> [Task details]: All of the data that follows should be retyped exactly, please, except the pictures.
- - - -
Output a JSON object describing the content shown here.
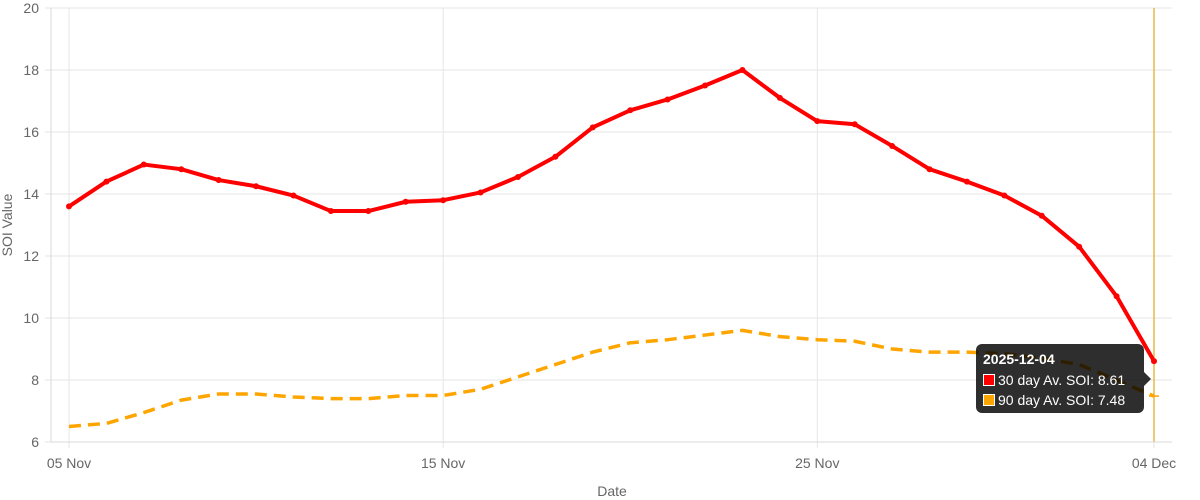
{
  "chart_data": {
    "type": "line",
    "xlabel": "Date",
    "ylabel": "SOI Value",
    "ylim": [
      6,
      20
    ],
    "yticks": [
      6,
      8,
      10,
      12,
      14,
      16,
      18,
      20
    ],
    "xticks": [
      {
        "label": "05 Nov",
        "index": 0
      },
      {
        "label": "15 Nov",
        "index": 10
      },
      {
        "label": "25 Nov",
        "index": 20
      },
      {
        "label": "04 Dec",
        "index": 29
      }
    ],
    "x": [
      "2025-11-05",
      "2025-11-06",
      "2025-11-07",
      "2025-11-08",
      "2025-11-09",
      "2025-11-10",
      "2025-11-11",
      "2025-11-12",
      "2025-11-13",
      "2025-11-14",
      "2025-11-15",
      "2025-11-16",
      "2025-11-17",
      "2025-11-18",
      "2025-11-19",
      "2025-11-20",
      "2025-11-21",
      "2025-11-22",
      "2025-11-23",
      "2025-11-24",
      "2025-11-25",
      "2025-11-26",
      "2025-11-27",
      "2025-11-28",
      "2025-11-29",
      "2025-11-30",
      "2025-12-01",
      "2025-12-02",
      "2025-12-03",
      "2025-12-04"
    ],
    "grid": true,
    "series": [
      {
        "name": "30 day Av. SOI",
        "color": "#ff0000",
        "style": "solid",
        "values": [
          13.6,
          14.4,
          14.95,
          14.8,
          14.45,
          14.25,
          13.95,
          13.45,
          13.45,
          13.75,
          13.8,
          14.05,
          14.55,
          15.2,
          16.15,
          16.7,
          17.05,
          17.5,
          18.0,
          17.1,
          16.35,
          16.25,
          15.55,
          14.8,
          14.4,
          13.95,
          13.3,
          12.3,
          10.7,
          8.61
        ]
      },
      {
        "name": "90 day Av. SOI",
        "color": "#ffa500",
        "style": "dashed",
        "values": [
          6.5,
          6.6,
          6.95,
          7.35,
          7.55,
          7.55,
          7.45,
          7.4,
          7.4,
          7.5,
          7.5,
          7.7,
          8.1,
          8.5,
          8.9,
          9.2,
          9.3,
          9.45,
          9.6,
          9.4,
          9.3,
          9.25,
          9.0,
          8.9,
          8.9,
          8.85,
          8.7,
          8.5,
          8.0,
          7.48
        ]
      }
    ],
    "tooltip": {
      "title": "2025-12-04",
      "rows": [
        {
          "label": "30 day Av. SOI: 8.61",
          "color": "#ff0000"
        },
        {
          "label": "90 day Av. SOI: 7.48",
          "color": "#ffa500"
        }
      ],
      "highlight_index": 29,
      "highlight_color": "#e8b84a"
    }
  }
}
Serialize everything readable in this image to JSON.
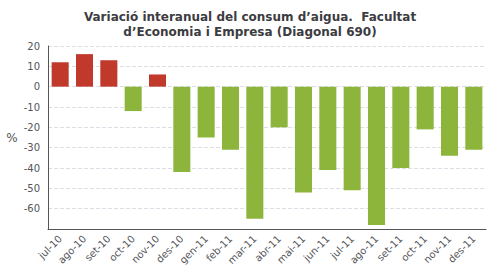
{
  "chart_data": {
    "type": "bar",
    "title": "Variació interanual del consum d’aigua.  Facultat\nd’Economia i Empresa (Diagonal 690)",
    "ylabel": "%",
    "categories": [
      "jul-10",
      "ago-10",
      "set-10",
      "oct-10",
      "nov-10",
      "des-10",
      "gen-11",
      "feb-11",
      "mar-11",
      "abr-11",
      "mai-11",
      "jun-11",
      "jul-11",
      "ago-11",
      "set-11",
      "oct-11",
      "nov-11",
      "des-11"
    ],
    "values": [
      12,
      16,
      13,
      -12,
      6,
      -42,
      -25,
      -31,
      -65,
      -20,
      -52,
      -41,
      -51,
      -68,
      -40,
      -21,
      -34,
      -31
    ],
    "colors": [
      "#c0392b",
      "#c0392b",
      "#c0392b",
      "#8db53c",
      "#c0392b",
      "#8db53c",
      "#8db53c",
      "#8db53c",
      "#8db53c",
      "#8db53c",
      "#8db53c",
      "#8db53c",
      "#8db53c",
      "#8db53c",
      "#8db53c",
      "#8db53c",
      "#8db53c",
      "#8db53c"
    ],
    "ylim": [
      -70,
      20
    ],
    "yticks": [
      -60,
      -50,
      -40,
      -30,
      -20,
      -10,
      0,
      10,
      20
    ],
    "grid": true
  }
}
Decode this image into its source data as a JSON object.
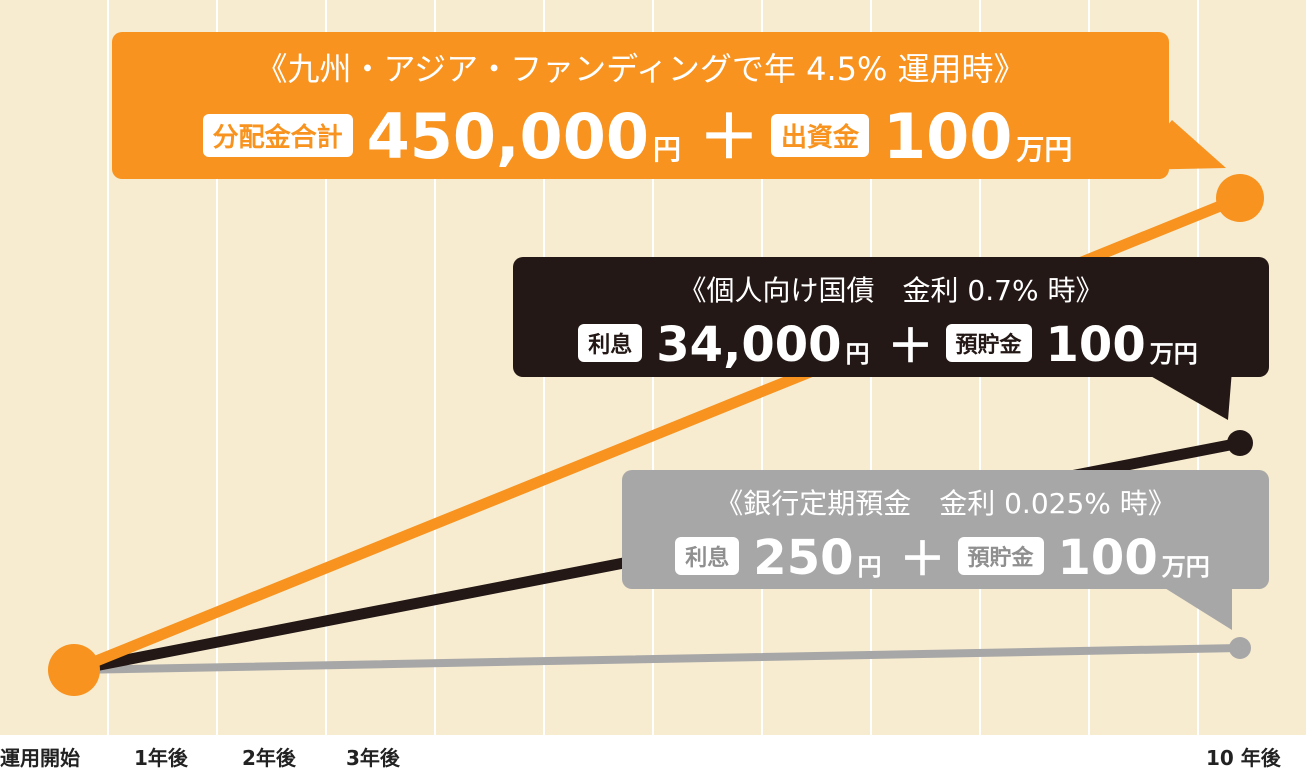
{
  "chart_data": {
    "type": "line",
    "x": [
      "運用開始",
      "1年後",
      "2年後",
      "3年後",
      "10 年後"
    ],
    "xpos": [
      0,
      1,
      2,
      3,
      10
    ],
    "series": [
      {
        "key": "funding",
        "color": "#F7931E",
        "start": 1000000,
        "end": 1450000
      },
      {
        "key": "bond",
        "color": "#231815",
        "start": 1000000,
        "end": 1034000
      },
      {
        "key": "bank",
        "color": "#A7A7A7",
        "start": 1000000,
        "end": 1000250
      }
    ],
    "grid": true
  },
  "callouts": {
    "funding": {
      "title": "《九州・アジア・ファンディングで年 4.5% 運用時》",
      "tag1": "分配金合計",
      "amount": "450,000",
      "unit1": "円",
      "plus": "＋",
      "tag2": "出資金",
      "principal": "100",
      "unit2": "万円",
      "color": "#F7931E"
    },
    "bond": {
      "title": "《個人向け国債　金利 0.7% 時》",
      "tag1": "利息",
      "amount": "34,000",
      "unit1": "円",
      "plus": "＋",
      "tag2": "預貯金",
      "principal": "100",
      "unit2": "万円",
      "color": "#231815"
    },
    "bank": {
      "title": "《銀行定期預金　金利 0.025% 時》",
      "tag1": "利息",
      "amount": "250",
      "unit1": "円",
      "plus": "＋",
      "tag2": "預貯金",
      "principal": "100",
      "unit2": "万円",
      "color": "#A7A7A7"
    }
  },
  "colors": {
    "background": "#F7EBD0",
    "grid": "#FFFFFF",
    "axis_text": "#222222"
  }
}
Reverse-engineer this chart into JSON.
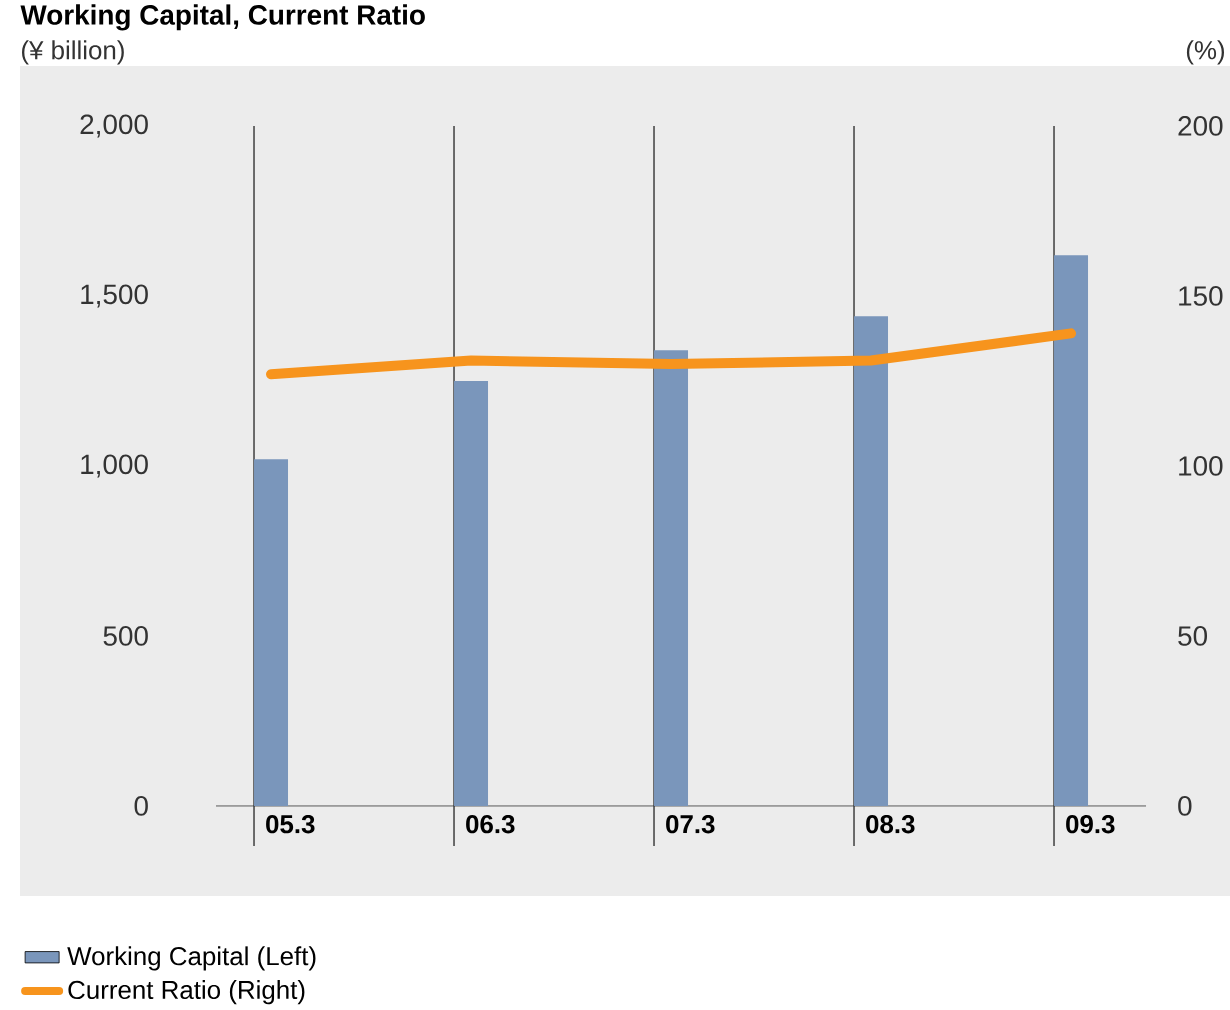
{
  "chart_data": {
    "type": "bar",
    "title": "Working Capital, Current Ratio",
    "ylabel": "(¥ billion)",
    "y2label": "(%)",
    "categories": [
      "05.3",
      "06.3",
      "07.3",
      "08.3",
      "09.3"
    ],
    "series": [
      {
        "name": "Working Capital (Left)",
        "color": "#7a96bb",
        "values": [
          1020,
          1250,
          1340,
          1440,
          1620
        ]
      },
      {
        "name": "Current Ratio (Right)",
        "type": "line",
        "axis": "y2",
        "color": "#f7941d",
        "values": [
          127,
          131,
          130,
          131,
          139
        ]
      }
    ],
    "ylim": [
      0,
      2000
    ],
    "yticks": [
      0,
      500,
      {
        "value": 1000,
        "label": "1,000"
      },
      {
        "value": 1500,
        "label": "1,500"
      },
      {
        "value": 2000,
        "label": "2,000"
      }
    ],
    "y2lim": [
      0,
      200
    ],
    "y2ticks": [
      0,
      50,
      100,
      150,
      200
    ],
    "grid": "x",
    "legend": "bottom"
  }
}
- - - -
> [Result]:
Output a JSON object describing the content shown here.
{
  "chart_data": {
    "type": "line",
    "xlabel": "Date",
    "ylabel": "SOI Value",
    "ylim": [
      6,
      20
    ],
    "yticks": [
      6,
      8,
      10,
      12,
      14,
      16,
      18,
      20
    ],
    "xticks": [
      {
        "label": "05 Nov",
        "index": 0
      },
      {
        "label": "15 Nov",
        "index": 10
      },
      {
        "label": "25 Nov",
        "index": 20
      },
      {
        "label": "04 Dec",
        "index": 29
      }
    ],
    "x": [
      "2025-11-05",
      "2025-11-06",
      "2025-11-07",
      "2025-11-08",
      "2025-11-09",
      "2025-11-10",
      "2025-11-11",
      "2025-11-12",
      "2025-11-13",
      "2025-11-14",
      "2025-11-15",
      "2025-11-16",
      "2025-11-17",
      "2025-11-18",
      "2025-11-19",
      "2025-11-20",
      "2025-11-21",
      "2025-11-22",
      "2025-11-23",
      "2025-11-24",
      "2025-11-25",
      "2025-11-26",
      "2025-11-27",
      "2025-11-28",
      "2025-11-29",
      "2025-11-30",
      "2025-12-01",
      "2025-12-02",
      "2025-12-03",
      "2025-12-04"
    ],
    "grid": true,
    "series": [
      {
        "name": "30 day Av. SOI",
        "color": "#ff0000",
        "style": "solid",
        "values": [
          13.6,
          14.4,
          14.95,
          14.8,
          14.45,
          14.25,
          13.95,
          13.45,
          13.45,
          13.75,
          13.8,
          14.05,
          14.55,
          15.2,
          16.15,
          16.7,
          17.05,
          17.5,
          18.0,
          17.1,
          16.35,
          16.25,
          15.55,
          14.8,
          14.4,
          13.95,
          13.3,
          12.3,
          10.7,
          8.61
        ]
      },
      {
        "name": "90 day Av. SOI",
        "color": "#ffa500",
        "style": "dashed",
        "values": [
          6.5,
          6.6,
          6.95,
          7.35,
          7.55,
          7.55,
          7.45,
          7.4,
          7.4,
          7.5,
          7.5,
          7.7,
          8.1,
          8.5,
          8.9,
          9.2,
          9.3,
          9.45,
          9.6,
          9.4,
          9.3,
          9.25,
          9.0,
          8.9,
          8.9,
          8.85,
          8.7,
          8.5,
          8.0,
          7.48
        ]
      }
    ],
    "tooltip": {
      "title": "2025-12-04",
      "rows": [
        {
          "label": "30 day Av. SOI: 8.61",
          "color": "#ff0000"
        },
        {
          "label": "90 day Av. SOI: 7.48",
          "color": "#ffa500"
        }
      ],
      "highlight_index": 29,
      "highlight_color": "#e8b84a"
    }
  }
}
Serialize everything readable in this image to JSON.
{
  "chart_data": {
    "type": "bar",
    "title": "Variació interanual del consum d’aigua.  Facultat\nd’Economia i Empresa (Diagonal 690)",
    "ylabel": "%",
    "categories": [
      "jul-10",
      "ago-10",
      "set-10",
      "oct-10",
      "nov-10",
      "des-10",
      "gen-11",
      "feb-11",
      "mar-11",
      "abr-11",
      "mai-11",
      "jun-11",
      "jul-11",
      "ago-11",
      "set-11",
      "oct-11",
      "nov-11",
      "des-11"
    ],
    "values": [
      12,
      16,
      13,
      -12,
      6,
      -42,
      -25,
      -31,
      -65,
      -20,
      -52,
      -41,
      -51,
      -68,
      -40,
      -21,
      -34,
      -31
    ],
    "colors": [
      "#c0392b",
      "#c0392b",
      "#c0392b",
      "#8db53c",
      "#c0392b",
      "#8db53c",
      "#8db53c",
      "#8db53c",
      "#8db53c",
      "#8db53c",
      "#8db53c",
      "#8db53c",
      "#8db53c",
      "#8db53c",
      "#8db53c",
      "#8db53c",
      "#8db53c",
      "#8db53c"
    ],
    "ylim": [
      -70,
      20
    ],
    "yticks": [
      -60,
      -50,
      -40,
      -30,
      -20,
      -10,
      0,
      10,
      20
    ],
    "grid": true
  }
}
Decode this image into its source data as a JSON object.
{
  "chart_data": {
    "type": "line",
    "x": [
      "運用開始",
      "1年後",
      "2年後",
      "3年後",
      "10 年後"
    ],
    "xpos": [
      0,
      1,
      2,
      3,
      10
    ],
    "series": [
      {
        "key": "funding",
        "color": "#F7931E",
        "start": 1000000,
        "end": 1450000
      },
      {
        "key": "bond",
        "color": "#231815",
        "start": 1000000,
        "end": 1034000
      },
      {
        "key": "bank",
        "color": "#A7A7A7",
        "start": 1000000,
        "end": 1000250
      }
    ],
    "grid": true
  },
  "callouts": {
    "funding": {
      "title": "《九州・アジア・ファンディングで年 4.5% 運用時》",
      "tag1": "分配金合計",
      "amount": "450,000",
      "unit1": "円",
      "plus": "＋",
      "tag2": "出資金",
      "principal": "100",
      "unit2": "万円",
      "color": "#F7931E"
    },
    "bond": {
      "title": "《個人向け国債　金利 0.7% 時》",
      "tag1": "利息",
      "amount": "34,000",
      "unit1": "円",
      "plus": "＋",
      "tag2": "預貯金",
      "principal": "100",
      "unit2": "万円",
      "color": "#231815"
    },
    "bank": {
      "title": "《銀行定期預金　金利 0.025% 時》",
      "tag1": "利息",
      "amount": "250",
      "unit1": "円",
      "plus": "＋",
      "tag2": "預貯金",
      "principal": "100",
      "unit2": "万円",
      "color": "#A7A7A7"
    }
  },
  "colors": {
    "background": "#F7EBD0",
    "grid": "#FFFFFF",
    "axis_text": "#222222"
  }
}
Reverse-engineer this chart into JSON.
{
  "chart_data": {
    "type": "bar",
    "title": "Working Capital, Current Ratio",
    "ylabel": "(¥ billion)",
    "y2label": "(%)",
    "categories": [
      "05.3",
      "06.3",
      "07.3",
      "08.3",
      "09.3"
    ],
    "series": [
      {
        "name": "Working Capital (Left)",
        "color": "#7a96bb",
        "values": [
          1020,
          1250,
          1340,
          1440,
          1620
        ]
      },
      {
        "name": "Current Ratio (Right)",
        "type": "line",
        "axis": "y2",
        "color": "#f7941d",
        "values": [
          127,
          131,
          130,
          131,
          139
        ]
      }
    ],
    "ylim": [
      0,
      2000
    ],
    "yticks": [
      0,
      500,
      {
        "value": 1000,
        "label": "1,000"
      },
      {
        "value": 1500,
        "label": "1,500"
      },
      {
        "value": 2000,
        "label": "2,000"
      }
    ],
    "y2lim": [
      0,
      200
    ],
    "y2ticks": [
      0,
      50,
      100,
      150,
      200
    ],
    "grid": "x",
    "legend": "bottom"
  }
}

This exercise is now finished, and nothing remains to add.